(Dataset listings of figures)
* START *
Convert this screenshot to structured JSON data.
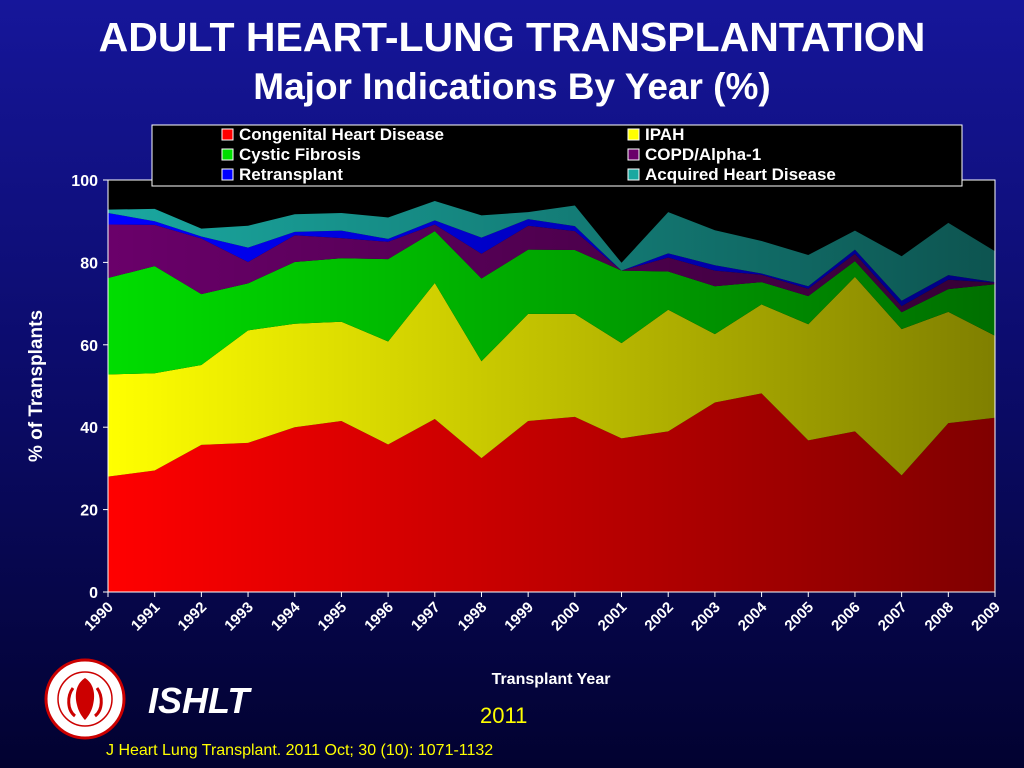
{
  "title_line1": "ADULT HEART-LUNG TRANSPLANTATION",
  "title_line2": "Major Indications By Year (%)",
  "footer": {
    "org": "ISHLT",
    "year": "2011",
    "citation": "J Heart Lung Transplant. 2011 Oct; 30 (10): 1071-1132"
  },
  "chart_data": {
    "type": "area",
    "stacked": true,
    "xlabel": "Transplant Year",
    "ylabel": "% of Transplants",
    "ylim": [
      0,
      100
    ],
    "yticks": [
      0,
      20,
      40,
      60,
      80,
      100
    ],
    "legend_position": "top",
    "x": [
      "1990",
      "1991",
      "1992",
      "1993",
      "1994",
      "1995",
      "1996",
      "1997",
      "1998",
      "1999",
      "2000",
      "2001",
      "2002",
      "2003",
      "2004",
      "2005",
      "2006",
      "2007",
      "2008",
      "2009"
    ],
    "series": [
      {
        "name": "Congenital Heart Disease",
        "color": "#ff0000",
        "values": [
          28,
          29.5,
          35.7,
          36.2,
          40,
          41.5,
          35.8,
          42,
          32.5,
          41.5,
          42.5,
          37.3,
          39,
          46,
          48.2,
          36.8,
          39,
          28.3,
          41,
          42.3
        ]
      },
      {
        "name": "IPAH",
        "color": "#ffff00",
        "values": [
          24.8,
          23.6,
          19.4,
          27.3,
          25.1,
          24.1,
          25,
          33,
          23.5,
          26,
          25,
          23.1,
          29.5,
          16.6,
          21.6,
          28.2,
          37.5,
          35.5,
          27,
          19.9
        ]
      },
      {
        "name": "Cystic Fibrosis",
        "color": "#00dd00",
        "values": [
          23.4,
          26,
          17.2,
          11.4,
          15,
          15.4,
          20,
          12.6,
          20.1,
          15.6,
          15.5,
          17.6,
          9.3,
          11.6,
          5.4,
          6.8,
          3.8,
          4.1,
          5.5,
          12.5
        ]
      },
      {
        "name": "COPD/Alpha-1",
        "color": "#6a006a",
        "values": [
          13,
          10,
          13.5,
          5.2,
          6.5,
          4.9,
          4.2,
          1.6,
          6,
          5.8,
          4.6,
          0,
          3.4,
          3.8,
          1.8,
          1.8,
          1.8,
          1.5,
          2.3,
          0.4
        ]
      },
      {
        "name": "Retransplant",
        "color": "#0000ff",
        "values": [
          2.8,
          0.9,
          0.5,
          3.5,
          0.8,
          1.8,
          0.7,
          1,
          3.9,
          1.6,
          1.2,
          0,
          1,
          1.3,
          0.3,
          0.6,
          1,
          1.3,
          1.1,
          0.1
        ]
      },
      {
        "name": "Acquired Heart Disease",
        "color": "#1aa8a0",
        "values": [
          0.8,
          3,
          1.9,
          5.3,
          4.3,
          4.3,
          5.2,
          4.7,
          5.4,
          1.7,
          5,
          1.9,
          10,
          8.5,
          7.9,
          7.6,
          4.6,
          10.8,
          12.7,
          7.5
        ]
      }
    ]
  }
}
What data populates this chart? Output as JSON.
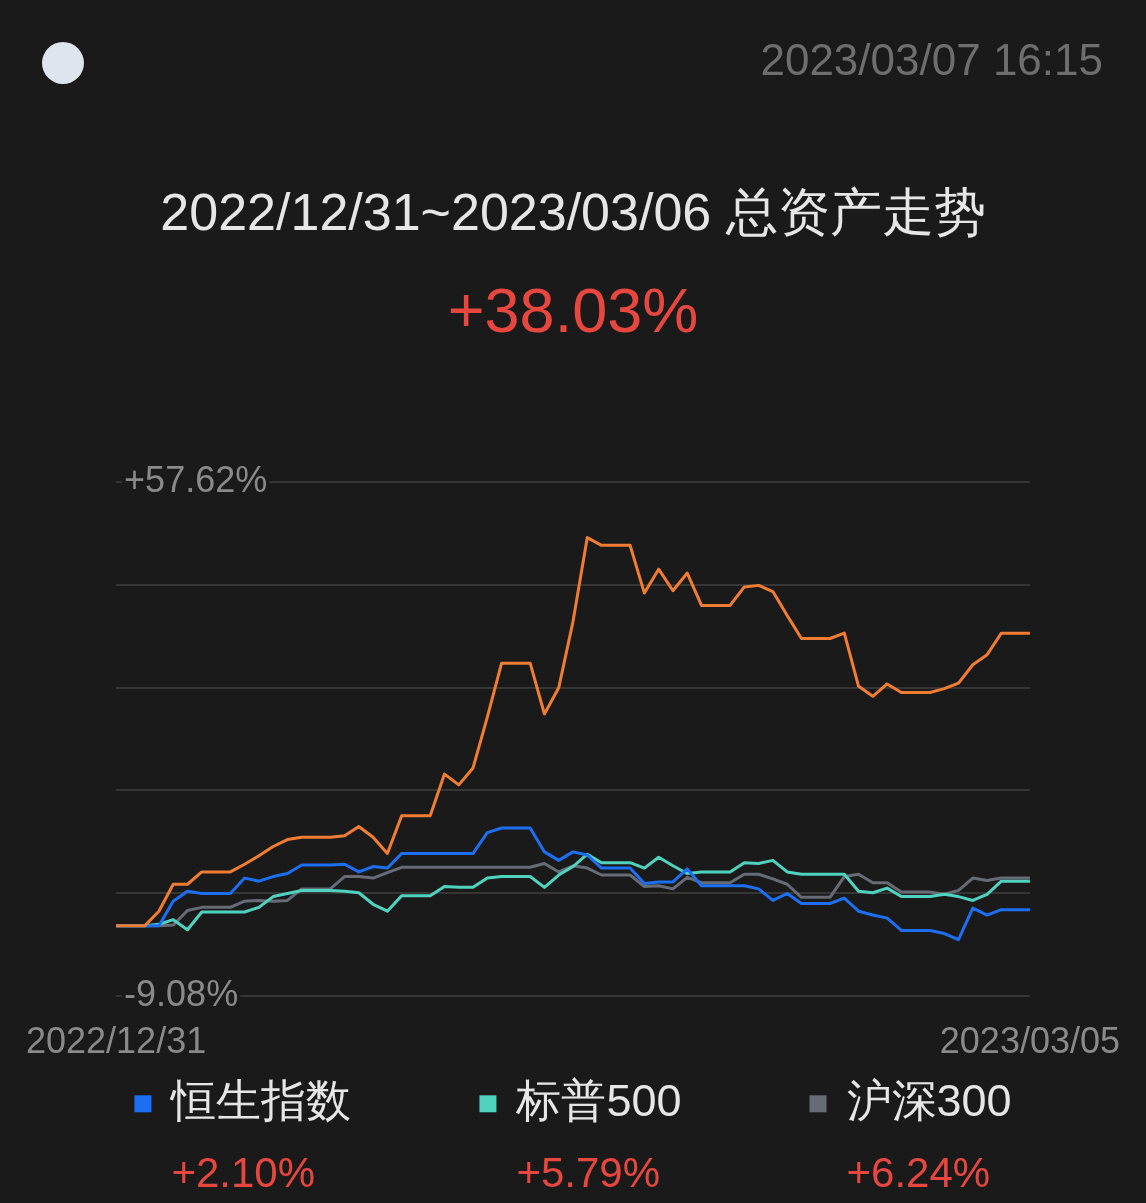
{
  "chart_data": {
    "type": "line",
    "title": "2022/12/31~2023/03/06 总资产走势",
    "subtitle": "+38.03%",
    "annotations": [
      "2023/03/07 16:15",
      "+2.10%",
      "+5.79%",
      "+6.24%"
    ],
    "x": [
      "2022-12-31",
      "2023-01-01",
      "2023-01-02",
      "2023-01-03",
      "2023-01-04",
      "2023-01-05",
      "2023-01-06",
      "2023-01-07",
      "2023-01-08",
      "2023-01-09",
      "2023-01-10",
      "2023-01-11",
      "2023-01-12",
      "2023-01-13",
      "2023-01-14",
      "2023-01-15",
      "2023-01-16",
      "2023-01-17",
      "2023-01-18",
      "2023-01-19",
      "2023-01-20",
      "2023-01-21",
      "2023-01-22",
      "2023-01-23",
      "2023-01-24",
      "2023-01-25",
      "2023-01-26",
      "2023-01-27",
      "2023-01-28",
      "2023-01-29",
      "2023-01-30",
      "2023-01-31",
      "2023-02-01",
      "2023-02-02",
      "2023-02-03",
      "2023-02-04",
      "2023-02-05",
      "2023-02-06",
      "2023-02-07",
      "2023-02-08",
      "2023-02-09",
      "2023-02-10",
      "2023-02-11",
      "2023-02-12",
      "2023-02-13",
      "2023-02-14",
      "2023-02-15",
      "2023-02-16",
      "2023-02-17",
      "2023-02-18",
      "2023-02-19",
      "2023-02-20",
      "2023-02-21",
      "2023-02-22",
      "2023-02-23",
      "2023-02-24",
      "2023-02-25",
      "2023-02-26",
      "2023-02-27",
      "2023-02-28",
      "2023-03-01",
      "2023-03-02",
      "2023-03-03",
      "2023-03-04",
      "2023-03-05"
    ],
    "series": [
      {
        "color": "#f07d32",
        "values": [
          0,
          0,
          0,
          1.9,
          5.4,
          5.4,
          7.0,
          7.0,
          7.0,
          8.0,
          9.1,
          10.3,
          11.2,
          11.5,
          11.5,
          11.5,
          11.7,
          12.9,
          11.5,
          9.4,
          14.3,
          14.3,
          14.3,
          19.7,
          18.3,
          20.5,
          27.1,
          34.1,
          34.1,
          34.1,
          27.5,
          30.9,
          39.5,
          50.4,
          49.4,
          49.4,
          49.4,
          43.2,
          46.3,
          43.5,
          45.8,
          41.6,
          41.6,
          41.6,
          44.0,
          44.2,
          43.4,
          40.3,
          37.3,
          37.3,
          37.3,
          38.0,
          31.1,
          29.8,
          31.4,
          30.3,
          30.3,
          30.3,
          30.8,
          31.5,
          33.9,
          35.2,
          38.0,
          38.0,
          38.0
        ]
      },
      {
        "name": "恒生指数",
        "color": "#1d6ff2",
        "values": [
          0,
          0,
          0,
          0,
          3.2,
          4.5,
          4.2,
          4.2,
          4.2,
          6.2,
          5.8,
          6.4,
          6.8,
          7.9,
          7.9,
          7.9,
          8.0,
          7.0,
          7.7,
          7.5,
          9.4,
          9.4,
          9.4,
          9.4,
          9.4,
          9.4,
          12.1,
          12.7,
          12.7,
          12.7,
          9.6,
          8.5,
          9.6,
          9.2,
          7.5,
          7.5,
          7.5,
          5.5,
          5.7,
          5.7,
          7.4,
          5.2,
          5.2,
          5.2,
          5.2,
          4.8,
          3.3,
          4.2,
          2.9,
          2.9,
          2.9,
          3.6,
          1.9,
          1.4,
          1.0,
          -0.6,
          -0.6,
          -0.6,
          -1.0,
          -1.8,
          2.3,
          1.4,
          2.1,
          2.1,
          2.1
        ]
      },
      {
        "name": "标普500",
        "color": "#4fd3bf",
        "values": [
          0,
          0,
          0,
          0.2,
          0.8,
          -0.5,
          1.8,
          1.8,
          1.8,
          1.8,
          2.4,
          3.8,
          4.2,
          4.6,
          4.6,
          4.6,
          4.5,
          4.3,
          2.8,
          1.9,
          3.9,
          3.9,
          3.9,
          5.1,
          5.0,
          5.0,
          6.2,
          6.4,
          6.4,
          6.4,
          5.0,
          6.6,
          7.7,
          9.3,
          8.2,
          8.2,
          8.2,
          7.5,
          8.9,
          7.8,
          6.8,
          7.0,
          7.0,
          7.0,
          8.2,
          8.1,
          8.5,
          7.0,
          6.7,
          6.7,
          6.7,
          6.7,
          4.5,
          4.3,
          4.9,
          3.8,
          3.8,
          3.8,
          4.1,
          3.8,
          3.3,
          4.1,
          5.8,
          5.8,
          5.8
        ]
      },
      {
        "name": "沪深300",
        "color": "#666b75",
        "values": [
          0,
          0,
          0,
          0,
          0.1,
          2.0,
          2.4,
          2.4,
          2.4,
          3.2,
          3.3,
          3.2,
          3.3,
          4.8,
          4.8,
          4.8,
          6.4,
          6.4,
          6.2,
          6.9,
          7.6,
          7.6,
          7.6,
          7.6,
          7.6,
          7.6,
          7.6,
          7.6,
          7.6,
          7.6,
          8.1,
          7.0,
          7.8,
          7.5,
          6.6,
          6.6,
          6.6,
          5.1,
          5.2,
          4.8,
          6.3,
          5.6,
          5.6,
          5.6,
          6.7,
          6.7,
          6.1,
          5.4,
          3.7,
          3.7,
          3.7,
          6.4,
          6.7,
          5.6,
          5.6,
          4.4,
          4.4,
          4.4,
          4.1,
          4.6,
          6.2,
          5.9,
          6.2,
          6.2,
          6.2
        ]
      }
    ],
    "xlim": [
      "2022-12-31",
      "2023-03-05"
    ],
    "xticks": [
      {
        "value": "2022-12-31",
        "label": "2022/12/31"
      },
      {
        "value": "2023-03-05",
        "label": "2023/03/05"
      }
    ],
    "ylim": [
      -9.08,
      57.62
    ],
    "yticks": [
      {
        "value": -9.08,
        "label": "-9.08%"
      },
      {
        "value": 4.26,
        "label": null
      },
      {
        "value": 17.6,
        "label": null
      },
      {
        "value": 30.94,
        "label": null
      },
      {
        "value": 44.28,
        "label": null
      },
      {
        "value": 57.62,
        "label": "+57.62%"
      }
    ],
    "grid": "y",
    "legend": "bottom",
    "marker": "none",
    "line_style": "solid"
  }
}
* END *
TASK GOAL — From the data above, copy each line that has the string "Disease".

ANSWER FOR THE TASK —
        "name": "Congenital Heart Disease",
        "name": "Acquired Heart Disease",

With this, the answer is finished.